REQUIREMENT → Filter this data down to the lines that hold "TradingView", and copy them.

INFORMATION SHOWN →

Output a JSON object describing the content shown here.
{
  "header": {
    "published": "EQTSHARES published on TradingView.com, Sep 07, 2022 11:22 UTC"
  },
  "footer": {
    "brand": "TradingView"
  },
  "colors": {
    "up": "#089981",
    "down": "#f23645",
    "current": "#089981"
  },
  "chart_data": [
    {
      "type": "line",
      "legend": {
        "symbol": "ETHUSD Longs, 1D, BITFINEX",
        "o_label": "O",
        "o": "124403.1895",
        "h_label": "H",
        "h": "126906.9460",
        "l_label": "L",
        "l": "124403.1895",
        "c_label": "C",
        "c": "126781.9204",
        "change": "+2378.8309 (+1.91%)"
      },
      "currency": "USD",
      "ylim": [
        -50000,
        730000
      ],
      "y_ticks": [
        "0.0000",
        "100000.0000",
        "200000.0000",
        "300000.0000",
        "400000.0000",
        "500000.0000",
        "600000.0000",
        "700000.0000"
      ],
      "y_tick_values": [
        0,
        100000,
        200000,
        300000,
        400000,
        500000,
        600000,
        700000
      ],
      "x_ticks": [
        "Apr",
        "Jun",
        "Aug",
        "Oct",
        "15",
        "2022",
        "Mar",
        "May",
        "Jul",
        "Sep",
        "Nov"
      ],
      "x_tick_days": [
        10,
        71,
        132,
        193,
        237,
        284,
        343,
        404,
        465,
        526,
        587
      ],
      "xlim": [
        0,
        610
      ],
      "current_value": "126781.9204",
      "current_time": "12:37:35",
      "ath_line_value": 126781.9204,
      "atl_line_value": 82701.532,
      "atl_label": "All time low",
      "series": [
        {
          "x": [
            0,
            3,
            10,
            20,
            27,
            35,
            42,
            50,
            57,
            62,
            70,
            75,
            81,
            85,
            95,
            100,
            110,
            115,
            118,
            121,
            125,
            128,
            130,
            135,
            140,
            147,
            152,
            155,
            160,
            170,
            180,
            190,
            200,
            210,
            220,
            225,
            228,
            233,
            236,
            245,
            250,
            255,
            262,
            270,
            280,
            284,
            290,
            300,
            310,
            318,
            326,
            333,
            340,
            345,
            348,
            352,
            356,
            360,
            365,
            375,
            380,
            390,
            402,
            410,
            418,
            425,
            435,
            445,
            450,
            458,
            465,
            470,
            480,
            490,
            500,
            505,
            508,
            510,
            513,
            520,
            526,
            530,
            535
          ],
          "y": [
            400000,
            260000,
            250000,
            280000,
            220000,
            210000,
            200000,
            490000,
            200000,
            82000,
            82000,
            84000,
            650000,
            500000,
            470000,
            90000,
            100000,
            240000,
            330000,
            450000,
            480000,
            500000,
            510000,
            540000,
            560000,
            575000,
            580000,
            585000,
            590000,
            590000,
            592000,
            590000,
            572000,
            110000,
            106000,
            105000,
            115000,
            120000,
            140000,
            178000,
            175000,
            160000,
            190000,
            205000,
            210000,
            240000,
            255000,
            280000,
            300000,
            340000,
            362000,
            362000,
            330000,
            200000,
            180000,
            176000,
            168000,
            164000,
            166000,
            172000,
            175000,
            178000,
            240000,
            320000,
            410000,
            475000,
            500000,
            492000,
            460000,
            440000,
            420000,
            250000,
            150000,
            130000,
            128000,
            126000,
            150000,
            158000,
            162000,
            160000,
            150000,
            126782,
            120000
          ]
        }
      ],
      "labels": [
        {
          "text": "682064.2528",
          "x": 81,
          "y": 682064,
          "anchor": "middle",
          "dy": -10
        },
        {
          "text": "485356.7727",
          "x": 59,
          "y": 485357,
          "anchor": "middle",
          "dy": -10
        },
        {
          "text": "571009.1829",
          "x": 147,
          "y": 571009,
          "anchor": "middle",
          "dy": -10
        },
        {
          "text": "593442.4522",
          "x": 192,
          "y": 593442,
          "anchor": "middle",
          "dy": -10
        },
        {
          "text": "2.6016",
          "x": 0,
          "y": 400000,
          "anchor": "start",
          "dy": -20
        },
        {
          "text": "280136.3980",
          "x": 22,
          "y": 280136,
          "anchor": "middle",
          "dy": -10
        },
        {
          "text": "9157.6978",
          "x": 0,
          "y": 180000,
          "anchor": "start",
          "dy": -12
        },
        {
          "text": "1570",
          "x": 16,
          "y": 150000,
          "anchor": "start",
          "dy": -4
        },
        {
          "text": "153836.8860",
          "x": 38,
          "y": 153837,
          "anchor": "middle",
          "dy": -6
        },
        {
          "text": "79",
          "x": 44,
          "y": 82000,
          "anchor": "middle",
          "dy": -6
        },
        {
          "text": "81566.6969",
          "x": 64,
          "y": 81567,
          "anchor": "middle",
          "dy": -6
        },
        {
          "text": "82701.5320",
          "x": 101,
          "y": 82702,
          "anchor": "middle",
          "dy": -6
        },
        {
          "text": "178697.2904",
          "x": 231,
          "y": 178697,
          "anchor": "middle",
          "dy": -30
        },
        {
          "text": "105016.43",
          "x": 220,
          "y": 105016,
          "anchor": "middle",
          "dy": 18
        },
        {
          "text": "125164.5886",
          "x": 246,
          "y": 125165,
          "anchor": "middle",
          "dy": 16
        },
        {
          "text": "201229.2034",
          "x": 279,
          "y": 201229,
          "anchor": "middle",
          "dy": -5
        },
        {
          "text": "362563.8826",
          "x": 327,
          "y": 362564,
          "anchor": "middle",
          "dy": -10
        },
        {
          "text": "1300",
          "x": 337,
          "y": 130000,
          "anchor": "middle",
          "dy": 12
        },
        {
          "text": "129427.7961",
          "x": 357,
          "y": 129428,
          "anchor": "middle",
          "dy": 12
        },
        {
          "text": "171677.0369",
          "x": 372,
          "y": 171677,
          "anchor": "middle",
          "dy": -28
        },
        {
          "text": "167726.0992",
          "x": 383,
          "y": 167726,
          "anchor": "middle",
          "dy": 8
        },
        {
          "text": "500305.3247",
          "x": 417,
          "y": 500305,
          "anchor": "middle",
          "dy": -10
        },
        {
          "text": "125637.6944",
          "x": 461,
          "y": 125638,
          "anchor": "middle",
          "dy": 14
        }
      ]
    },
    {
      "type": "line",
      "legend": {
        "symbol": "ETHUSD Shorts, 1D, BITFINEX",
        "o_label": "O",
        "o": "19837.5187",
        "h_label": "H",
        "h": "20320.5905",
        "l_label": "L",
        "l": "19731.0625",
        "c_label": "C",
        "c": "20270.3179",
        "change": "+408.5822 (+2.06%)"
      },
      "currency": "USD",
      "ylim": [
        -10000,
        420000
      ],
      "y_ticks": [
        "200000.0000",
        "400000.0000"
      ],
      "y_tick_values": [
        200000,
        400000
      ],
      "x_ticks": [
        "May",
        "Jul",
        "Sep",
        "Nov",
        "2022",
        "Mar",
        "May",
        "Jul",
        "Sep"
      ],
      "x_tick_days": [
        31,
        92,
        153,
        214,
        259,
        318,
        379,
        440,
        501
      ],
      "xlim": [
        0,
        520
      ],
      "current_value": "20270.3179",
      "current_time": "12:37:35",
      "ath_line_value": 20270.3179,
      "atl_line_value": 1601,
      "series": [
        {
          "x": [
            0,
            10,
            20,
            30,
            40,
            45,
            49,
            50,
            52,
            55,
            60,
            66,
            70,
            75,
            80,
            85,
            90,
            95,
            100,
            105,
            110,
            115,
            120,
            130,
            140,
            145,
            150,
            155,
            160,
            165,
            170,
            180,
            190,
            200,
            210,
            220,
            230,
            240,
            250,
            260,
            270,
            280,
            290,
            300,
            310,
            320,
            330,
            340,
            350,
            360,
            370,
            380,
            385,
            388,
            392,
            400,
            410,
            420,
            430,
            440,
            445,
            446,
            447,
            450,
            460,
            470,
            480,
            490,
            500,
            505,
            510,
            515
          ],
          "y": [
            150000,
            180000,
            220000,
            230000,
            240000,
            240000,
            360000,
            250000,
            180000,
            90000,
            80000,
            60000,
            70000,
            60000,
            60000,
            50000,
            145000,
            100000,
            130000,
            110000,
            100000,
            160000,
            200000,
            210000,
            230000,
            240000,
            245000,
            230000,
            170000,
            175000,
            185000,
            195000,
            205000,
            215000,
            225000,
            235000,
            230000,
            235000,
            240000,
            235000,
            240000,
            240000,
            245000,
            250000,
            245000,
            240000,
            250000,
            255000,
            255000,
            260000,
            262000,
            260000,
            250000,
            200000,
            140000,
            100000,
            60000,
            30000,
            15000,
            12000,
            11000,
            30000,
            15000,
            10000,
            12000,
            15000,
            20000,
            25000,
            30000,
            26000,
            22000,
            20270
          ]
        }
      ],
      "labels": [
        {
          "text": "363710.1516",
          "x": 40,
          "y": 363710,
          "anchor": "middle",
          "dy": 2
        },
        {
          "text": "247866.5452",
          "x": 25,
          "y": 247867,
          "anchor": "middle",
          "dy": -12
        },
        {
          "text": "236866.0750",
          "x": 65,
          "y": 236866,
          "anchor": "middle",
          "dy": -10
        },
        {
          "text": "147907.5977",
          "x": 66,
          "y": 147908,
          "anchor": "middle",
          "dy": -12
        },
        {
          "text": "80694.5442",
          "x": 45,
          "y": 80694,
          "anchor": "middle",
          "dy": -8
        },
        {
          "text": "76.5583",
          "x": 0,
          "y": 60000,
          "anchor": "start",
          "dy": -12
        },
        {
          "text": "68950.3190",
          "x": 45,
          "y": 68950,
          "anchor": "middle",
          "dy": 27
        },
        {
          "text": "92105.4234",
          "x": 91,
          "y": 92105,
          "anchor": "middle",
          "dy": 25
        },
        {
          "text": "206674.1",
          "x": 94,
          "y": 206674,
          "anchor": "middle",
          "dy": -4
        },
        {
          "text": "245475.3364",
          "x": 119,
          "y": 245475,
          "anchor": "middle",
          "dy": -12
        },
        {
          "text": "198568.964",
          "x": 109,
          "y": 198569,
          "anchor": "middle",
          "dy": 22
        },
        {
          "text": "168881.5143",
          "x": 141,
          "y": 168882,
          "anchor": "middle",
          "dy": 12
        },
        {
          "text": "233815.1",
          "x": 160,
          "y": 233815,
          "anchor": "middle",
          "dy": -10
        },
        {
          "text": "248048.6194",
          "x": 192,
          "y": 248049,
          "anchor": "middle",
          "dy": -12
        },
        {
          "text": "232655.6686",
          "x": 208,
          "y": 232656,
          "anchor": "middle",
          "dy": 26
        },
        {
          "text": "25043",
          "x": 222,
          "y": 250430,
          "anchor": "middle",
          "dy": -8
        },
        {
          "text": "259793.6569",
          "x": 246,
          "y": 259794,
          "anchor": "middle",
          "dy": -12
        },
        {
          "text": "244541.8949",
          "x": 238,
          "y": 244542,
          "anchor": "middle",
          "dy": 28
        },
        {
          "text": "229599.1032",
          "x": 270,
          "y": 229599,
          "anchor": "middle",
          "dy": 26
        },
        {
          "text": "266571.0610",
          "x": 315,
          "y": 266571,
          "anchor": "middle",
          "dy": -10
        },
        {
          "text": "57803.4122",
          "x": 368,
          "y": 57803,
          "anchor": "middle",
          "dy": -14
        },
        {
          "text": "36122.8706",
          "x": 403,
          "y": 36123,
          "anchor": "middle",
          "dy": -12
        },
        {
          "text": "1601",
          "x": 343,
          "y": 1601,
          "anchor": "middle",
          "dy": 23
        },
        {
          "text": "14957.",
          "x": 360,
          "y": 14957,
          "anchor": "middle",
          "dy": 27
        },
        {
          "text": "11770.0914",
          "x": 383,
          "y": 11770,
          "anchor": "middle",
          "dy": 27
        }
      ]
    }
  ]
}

SOLUTION TO THIS EXERCISE →
    "published": "EQTSHARES published on TradingView.com, Sep 07, 2022 11:22 UTC"
    "brand": "TradingView"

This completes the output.